Report only the number of lines that hold the word "excel".

◆ ◆ ◆ ◆ ◆ ◆ ◆

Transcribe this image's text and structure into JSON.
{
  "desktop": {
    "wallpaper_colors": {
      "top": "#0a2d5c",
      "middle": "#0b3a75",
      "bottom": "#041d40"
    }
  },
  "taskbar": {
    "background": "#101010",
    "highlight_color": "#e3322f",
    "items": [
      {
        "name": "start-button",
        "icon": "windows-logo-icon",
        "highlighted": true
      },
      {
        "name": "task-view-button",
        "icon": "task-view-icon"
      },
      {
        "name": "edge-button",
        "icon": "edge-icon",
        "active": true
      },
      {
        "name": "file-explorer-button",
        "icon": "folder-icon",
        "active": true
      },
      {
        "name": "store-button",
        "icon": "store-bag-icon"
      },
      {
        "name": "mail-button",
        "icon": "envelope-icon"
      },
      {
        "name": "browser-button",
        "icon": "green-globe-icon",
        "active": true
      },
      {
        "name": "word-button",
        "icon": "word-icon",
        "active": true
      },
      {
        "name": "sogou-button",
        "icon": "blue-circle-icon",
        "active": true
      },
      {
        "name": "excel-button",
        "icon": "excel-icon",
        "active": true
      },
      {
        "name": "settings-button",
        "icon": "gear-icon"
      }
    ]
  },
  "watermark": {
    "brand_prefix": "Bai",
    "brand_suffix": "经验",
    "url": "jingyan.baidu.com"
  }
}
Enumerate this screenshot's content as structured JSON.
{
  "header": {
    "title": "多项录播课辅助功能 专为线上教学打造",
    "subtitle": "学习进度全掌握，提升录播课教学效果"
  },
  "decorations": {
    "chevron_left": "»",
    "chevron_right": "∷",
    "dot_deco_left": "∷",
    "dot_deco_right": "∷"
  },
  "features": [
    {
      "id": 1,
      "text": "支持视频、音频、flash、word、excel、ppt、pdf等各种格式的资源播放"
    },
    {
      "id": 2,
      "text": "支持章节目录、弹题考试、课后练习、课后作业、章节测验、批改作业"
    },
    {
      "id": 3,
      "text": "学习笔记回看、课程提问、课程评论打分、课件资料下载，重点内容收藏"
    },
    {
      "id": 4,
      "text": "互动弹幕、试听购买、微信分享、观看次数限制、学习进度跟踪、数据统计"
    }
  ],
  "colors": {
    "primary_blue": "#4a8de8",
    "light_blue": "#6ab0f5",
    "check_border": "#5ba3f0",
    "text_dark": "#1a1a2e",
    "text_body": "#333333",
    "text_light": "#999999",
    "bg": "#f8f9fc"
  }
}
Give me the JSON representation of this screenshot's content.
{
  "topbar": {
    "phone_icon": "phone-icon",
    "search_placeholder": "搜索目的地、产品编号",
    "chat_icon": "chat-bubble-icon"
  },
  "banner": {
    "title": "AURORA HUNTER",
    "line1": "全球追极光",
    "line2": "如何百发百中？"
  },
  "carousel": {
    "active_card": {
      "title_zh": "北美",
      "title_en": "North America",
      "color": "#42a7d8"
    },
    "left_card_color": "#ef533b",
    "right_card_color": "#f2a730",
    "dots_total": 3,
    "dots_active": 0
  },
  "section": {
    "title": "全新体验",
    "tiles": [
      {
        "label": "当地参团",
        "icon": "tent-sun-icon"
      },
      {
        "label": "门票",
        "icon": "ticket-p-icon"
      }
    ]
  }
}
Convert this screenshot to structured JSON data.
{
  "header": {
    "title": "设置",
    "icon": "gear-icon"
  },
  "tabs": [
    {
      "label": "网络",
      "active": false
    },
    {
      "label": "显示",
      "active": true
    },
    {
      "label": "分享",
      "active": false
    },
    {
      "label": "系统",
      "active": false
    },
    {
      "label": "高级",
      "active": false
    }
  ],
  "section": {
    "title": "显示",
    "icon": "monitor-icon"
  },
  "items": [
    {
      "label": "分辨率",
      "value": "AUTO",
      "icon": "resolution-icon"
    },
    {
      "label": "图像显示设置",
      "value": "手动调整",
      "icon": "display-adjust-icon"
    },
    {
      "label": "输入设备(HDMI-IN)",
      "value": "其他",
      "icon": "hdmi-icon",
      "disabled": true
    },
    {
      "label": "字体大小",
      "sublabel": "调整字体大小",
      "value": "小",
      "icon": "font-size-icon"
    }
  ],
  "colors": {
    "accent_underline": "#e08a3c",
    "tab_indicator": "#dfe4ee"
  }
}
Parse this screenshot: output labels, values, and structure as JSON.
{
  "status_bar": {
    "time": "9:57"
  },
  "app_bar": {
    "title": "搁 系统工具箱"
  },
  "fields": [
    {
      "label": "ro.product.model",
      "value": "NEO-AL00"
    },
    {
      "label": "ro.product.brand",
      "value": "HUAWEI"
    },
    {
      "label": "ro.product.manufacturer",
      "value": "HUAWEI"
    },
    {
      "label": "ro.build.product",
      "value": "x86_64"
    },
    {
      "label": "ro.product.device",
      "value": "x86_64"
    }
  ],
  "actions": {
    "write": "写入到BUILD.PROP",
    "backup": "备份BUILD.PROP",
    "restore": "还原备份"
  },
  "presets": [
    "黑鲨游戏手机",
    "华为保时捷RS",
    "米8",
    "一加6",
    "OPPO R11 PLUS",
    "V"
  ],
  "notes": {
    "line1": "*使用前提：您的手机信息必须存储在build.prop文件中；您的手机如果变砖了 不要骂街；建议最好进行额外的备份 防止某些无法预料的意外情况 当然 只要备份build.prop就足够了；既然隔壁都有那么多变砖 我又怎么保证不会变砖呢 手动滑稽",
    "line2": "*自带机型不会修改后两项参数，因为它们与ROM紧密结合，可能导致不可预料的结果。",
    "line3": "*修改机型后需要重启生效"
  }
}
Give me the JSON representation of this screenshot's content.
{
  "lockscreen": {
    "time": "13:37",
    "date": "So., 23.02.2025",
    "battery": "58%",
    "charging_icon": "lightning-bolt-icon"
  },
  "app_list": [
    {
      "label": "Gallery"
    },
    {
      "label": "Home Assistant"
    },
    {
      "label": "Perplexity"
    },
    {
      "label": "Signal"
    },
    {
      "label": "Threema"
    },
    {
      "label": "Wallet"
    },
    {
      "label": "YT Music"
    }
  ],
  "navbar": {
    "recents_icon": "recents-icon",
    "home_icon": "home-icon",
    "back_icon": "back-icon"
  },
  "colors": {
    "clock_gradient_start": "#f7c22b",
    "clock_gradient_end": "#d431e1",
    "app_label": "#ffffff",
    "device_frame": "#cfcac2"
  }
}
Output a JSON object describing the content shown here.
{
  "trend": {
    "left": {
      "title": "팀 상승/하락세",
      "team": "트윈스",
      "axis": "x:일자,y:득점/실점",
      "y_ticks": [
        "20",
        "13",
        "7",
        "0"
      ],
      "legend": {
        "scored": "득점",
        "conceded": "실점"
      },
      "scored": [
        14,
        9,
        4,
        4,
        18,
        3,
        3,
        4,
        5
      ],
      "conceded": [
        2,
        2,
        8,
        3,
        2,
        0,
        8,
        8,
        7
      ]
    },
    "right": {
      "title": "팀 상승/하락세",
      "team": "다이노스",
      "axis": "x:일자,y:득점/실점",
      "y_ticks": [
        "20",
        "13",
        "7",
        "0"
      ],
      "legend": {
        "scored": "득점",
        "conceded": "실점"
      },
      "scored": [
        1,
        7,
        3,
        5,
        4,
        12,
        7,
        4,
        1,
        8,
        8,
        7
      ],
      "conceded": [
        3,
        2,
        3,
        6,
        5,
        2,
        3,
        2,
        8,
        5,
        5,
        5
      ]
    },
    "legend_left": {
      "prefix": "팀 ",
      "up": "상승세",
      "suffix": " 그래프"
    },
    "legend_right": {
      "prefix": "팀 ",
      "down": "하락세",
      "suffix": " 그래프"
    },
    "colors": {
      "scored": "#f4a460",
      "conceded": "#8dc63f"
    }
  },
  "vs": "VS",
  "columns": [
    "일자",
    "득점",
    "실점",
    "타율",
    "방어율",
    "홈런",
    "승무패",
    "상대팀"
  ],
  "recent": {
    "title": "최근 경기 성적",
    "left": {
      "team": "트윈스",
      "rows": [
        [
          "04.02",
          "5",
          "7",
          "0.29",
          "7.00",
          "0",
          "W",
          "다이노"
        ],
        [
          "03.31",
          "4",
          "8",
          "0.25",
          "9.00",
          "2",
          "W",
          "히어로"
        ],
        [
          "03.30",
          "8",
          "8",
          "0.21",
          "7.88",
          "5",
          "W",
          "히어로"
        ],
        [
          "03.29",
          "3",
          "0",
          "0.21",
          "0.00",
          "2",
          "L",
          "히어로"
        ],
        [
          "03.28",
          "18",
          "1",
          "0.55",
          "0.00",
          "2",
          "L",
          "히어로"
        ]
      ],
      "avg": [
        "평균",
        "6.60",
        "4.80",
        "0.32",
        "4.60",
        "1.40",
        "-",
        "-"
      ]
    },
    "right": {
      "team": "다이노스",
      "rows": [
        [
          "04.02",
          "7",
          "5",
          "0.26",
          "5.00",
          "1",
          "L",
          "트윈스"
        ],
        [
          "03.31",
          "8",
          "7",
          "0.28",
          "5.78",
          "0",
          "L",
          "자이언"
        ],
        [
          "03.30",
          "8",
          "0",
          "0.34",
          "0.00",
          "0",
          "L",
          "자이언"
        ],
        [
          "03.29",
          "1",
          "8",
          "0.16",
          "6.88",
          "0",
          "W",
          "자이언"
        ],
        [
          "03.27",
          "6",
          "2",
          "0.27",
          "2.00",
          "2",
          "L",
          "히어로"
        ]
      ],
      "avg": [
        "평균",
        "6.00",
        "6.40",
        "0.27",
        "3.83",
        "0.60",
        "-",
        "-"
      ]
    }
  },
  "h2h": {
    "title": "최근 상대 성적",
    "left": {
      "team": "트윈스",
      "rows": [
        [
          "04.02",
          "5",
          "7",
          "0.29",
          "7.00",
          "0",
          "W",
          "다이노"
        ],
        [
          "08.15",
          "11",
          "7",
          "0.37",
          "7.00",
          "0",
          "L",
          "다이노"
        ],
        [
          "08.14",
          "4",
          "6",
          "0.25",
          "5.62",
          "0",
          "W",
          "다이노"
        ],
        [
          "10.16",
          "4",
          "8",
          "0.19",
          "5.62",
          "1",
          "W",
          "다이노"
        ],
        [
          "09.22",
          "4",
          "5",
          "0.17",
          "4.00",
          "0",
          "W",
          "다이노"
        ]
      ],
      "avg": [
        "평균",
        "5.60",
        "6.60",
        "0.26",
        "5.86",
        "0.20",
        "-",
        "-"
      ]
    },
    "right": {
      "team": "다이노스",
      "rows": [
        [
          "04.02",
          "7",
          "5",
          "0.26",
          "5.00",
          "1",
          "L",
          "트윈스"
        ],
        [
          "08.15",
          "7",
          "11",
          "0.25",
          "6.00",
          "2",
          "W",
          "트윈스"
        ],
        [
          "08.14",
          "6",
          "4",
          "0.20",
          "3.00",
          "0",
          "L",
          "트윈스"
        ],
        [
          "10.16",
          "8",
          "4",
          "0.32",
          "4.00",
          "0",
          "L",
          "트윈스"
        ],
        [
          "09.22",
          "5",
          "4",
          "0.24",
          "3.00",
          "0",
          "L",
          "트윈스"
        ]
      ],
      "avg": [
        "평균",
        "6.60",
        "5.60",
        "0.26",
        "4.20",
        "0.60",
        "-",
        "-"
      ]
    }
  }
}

◆ ◆ ◆ ◆ ◆ ◆ ◆

**WRITTEN RESPONSE:** 3